Below are some entries. Copy each line that holds the string "icon".

* The data:
* Start *
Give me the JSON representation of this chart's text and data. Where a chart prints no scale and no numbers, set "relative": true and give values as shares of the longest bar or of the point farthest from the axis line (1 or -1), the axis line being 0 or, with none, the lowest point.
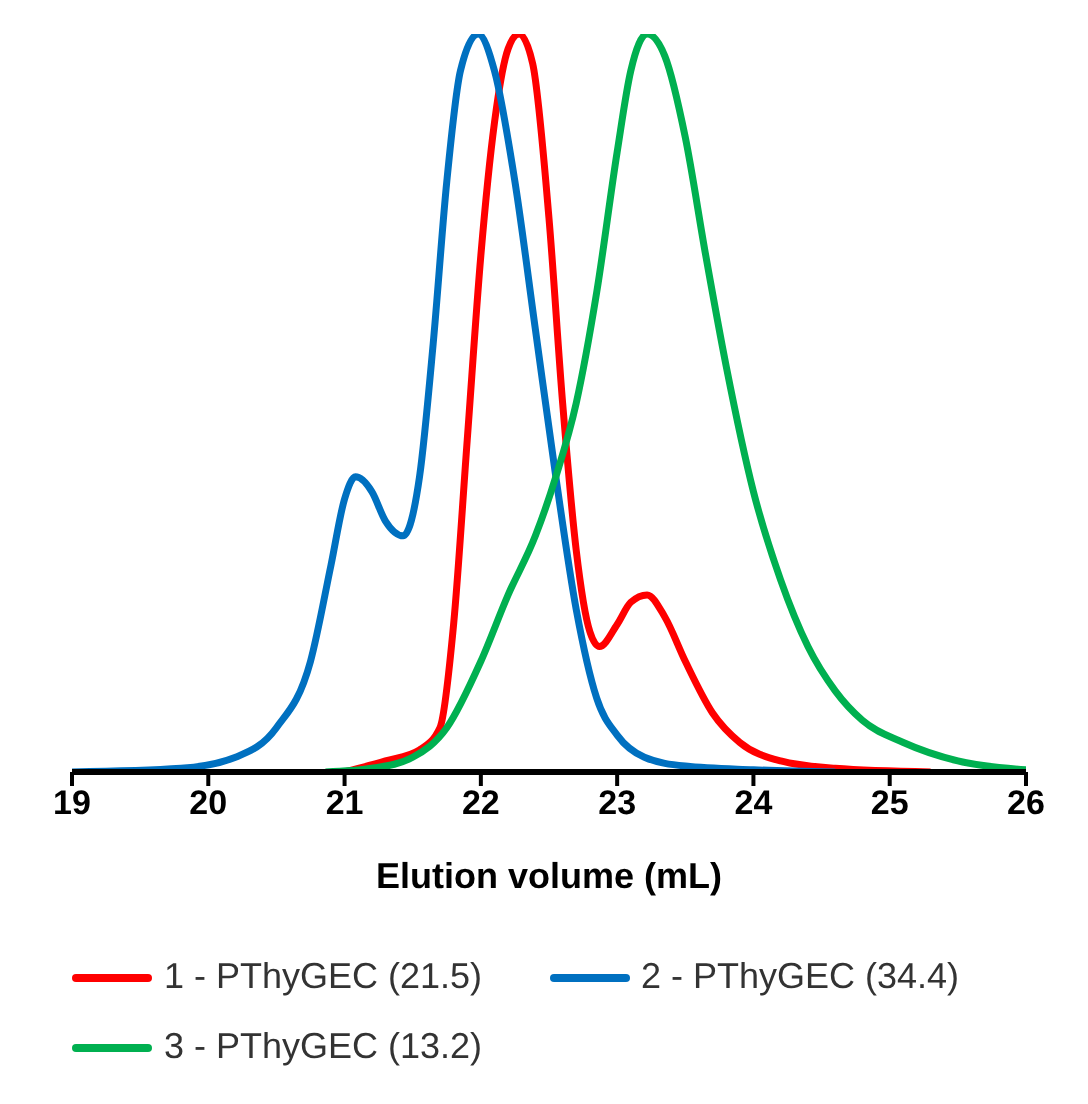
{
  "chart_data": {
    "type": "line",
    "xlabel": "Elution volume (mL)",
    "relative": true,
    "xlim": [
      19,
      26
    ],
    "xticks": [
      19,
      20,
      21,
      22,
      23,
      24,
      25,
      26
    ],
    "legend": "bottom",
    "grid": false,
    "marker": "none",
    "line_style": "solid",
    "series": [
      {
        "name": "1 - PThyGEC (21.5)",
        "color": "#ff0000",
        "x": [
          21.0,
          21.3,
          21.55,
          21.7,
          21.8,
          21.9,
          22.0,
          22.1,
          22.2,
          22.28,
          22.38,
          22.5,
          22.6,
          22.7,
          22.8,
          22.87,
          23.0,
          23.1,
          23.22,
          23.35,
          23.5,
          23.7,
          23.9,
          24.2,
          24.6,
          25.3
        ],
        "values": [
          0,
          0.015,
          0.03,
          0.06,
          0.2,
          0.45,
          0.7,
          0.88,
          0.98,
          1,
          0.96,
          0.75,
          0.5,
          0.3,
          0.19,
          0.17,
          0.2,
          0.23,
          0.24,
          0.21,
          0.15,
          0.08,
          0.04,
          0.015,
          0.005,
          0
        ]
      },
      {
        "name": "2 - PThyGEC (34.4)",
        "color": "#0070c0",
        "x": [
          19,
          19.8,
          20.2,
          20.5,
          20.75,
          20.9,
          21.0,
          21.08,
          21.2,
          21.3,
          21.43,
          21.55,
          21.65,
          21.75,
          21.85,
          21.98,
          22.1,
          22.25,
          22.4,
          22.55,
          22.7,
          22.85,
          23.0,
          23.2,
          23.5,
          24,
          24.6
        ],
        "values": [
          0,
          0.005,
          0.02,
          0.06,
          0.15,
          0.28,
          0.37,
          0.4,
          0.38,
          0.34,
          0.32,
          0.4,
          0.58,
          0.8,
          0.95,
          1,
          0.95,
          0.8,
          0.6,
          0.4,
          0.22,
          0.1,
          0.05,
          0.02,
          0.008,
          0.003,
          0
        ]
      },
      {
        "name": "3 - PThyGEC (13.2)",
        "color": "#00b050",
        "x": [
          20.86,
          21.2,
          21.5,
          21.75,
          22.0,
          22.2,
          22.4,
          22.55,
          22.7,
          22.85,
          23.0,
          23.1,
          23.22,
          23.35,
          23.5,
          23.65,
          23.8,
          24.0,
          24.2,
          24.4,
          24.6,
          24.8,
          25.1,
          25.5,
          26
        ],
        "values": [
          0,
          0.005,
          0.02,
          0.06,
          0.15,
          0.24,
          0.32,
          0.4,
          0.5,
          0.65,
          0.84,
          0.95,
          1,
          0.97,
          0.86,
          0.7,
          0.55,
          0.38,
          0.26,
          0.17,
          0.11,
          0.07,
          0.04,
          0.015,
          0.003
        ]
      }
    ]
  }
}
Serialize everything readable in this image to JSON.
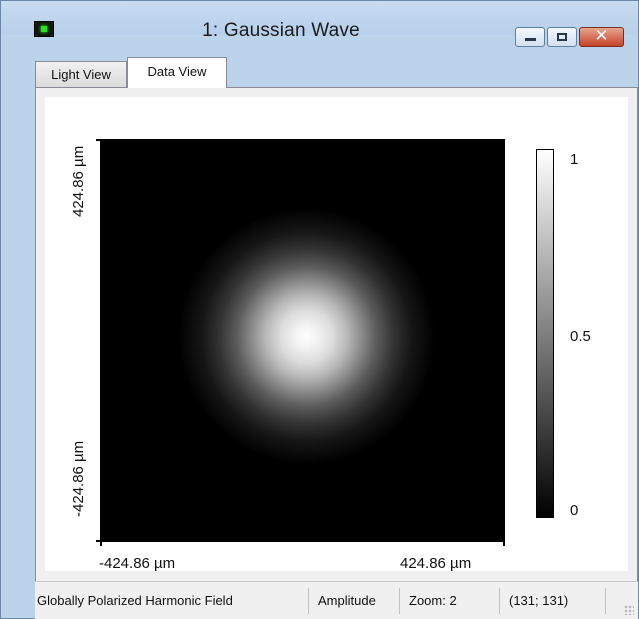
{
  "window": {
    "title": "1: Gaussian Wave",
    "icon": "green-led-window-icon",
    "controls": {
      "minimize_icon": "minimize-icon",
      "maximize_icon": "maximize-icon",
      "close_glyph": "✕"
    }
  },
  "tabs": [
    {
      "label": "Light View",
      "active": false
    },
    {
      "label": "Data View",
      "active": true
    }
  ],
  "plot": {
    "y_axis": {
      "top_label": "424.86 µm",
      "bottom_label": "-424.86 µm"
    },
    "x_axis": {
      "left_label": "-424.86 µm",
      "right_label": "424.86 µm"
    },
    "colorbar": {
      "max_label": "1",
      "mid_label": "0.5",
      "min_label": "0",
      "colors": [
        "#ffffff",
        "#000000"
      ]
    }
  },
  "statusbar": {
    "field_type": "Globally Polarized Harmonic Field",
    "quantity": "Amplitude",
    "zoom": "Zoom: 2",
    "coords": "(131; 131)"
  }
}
* End *
* Solution for this task:
    "icon": "green-led-window-icon",
      "minimize_icon": "minimize-icon",
      "maximize_icon": "maximize-icon",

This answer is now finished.